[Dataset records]
====================

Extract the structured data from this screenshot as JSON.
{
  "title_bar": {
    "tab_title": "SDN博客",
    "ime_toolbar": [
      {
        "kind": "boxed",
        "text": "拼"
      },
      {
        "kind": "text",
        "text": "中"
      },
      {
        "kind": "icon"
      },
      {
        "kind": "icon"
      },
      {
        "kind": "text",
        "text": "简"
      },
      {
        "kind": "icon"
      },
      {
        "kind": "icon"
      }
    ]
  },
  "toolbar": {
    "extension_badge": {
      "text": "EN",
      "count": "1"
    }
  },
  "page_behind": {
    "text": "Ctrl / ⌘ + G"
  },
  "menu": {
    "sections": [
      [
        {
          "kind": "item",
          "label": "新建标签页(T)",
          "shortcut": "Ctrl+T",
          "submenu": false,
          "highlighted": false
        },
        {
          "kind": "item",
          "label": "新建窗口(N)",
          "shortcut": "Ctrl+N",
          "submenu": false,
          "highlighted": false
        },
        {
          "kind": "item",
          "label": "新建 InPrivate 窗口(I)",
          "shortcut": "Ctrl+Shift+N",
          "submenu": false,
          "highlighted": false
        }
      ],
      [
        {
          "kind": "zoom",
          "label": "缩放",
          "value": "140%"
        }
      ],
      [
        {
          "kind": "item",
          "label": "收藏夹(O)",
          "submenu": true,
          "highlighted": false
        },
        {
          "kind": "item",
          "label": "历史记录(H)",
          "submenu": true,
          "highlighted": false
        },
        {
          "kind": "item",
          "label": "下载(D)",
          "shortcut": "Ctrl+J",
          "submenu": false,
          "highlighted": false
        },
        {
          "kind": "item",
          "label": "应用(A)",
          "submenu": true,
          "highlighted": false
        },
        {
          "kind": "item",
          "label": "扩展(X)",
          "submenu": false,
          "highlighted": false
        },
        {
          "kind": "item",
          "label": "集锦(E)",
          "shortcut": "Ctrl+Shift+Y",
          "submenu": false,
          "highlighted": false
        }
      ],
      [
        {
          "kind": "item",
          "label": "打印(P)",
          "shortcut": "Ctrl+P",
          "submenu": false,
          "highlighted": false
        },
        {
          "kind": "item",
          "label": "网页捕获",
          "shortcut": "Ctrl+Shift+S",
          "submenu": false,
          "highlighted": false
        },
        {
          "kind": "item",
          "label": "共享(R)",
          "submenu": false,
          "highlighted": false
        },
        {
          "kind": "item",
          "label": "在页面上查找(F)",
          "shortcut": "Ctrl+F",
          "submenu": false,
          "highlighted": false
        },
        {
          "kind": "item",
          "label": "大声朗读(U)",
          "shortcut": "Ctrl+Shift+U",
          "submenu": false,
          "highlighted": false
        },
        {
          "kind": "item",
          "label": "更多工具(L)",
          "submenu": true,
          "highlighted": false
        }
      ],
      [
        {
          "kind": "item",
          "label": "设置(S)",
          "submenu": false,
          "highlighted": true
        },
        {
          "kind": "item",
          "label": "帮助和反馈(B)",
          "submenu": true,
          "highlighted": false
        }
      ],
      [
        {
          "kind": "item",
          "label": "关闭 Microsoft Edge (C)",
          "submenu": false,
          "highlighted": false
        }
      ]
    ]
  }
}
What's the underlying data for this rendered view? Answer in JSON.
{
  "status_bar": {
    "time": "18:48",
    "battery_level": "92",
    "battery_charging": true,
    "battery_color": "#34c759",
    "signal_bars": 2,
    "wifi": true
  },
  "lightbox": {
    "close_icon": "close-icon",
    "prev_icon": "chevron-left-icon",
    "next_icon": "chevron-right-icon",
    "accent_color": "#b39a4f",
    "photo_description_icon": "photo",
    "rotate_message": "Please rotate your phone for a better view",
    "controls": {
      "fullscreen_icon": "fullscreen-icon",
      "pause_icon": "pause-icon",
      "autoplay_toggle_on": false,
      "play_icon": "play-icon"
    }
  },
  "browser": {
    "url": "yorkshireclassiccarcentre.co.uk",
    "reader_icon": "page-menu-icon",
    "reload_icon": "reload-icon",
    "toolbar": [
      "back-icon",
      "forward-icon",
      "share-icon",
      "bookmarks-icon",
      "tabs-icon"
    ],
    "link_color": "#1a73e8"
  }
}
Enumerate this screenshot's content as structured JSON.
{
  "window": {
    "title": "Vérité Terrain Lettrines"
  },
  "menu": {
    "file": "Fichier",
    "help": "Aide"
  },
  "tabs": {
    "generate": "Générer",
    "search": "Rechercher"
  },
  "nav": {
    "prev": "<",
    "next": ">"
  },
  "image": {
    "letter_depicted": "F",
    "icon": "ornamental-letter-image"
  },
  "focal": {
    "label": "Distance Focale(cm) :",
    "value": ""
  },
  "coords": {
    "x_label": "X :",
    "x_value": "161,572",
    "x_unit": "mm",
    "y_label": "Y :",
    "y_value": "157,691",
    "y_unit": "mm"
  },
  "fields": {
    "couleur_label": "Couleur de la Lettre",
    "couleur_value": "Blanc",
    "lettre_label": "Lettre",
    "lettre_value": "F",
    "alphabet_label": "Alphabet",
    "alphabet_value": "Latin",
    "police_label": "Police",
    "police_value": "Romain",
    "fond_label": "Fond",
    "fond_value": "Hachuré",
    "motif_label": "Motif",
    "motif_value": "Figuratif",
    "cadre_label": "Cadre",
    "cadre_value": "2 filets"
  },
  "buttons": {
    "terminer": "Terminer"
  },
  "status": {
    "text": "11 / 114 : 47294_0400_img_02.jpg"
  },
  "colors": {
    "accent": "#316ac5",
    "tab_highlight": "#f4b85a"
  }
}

====================

Instruction: Print out every entry, keeping each one exact.

Result of the exercise:
Extract the structured data from this screenshot as JSON.
{
  "title_bar": {
    "tab_title": "SDN博客",
    "ime_toolbar": [
      {
        "kind": "boxed",
        "text": "拼"
      },
      {
        "kind": "text",
        "text": "中"
      },
      {
        "kind": "icon"
      },
      {
        "kind": "icon"
      },
      {
        "kind": "text",
        "text": "简"
      },
      {
        "kind": "icon"
      },
      {
        "kind": "icon"
      }
    ]
  },
  "toolbar": {
    "extension_badge": {
      "text": "EN",
      "count": "1"
    }
  },
  "page_behind": {
    "text": "Ctrl / ⌘ + G"
  },
  "menu": {
    "sections": [
      [
        {
          "kind": "item",
          "label": "新建标签页(T)",
          "shortcut": "Ctrl+T",
          "submenu": false,
          "highlighted": false
        },
        {
          "kind": "item",
          "label": "新建窗口(N)",
          "shortcut": "Ctrl+N",
          "submenu": false,
          "highlighted": false
        },
        {
          "kind": "item",
          "label": "新建 InPrivate 窗口(I)",
          "shortcut": "Ctrl+Shift+N",
          "submenu": false,
          "highlighted": false
        }
      ],
      [
        {
          "kind": "zoom",
          "label": "缩放",
          "value": "140%"
        }
      ],
      [
        {
          "kind": "item",
          "label": "收藏夹(O)",
          "submenu": true,
          "highlighted": false
        },
        {
          "kind": "item",
          "label": "历史记录(H)",
          "submenu": true,
          "highlighted": false
        },
        {
          "kind": "item",
          "label": "下载(D)",
          "shortcut": "Ctrl+J",
          "submenu": false,
          "highlighted": false
        },
        {
          "kind": "item",
          "label": "应用(A)",
          "submenu": true,
          "highlighted": false
        },
        {
          "kind": "item",
          "label": "扩展(X)",
          "submenu": false,
          "highlighted": false
        },
        {
          "kind": "item",
          "label": "集锦(E)",
          "shortcut": "Ctrl+Shift+Y",
          "submenu": false,
          "highlighted": false
        }
      ],
      [
        {
          "kind": "item",
          "label": "打印(P)",
          "shortcut": "Ctrl+P",
          "submenu": false,
          "highlighted": false
        },
        {
          "kind": "item",
          "label": "网页捕获",
          "shortcut": "Ctrl+Shift+S",
          "submenu": false,
          "highlighted": false
        },
        {
          "kind": "item",
          "label": "共享(R)",
          "submenu": false,
          "highlighted": false
        },
        {
          "kind": "item",
          "label": "在页面上查找(F)",
          "shortcut": "Ctrl+F",
          "submenu": false,
          "highlighted": false
        },
        {
          "kind": "item",
          "label": "大声朗读(U)",
          "shortcut": "Ctrl+Shift+U",
          "submenu": false,
          "highlighted": false
        },
        {
          "kind": "item",
          "label": "更多工具(L)",
          "submenu": true,
          "highlighted": false
        }
      ],
      [
        {
          "kind": "item",
          "label": "设置(S)",
          "submenu": false,
          "highlighted": true
        },
        {
          "kind": "item",
          "label": "帮助和反馈(B)",
          "submenu": true,
          "highlighted": false
        }
      ],
      [
        {
          "kind": "item",
          "label": "关闭 Microsoft Edge (C)",
          "submenu": false,
          "highlighted": false
        }
      ]
    ]
  }
}
What's the underlying data for this rendered view? Answer in JSON.
{
  "status_bar": {
    "time": "18:48",
    "battery_level": "92",
    "battery_charging": true,
    "battery_color": "#34c759",
    "signal_bars": 2,
    "wifi": true
  },
  "lightbox": {
    "close_icon": "close-icon",
    "prev_icon": "chevron-left-icon",
    "next_icon": "chevron-right-icon",
    "accent_color": "#b39a4f",
    "photo_description_icon": "photo",
    "rotate_message": "Please rotate your phone for a better view",
    "controls": {
      "fullscreen_icon": "fullscreen-icon",
      "pause_icon": "pause-icon",
      "autoplay_toggle_on": false,
      "play_icon": "play-icon"
    }
  },
  "browser": {
    "url": "yorkshireclassiccarcentre.co.uk",
    "reader_icon": "page-menu-icon",
    "reload_icon": "reload-icon",
    "toolbar": [
      "back-icon",
      "forward-icon",
      "share-icon",
      "bookmarks-icon",
      "tabs-icon"
    ],
    "link_color": "#1a73e8"
  }
}
Enumerate this screenshot's content as structured JSON.
{
  "window": {
    "title": "Vérité Terrain Lettrines"
  },
  "menu": {
    "file": "Fichier",
    "help": "Aide"
  },
  "tabs": {
    "generate": "Générer",
    "search": "Rechercher"
  },
  "nav": {
    "prev": "<",
    "next": ">"
  },
  "image": {
    "letter_depicted": "F",
    "icon": "ornamental-letter-image"
  },
  "focal": {
    "label": "Distance Focale(cm) :",
    "value": ""
  },
  "coords": {
    "x_label": "X :",
    "x_value": "161,572",
    "x_unit": "mm",
    "y_label": "Y :",
    "y_value": "157,691",
    "y_unit": "mm"
  },
  "fields": {
    "couleur_label": "Couleur de la Lettre",
    "couleur_value": "Blanc",
    "lettre_label": "Lettre",
    "lettre_value": "F",
    "alphabet_label": "Alphabet",
    "alphabet_value": "Latin",
    "police_label": "Police",
    "police_value": "Romain",
    "fond_label": "Fond",
    "fond_value": "Hachuré",
    "motif_label": "Motif",
    "motif_value": "Figuratif",
    "cadre_label": "Cadre",
    "cadre_value": "2 filets"
  },
  "buttons": {
    "terminer": "Terminer"
  },
  "status": {
    "text": "11 / 114 : 47294_0400_img_02.jpg"
  },
  "colors": {
    "accent": "#316ac5",
    "tab_highlight": "#f4b85a"
  }
}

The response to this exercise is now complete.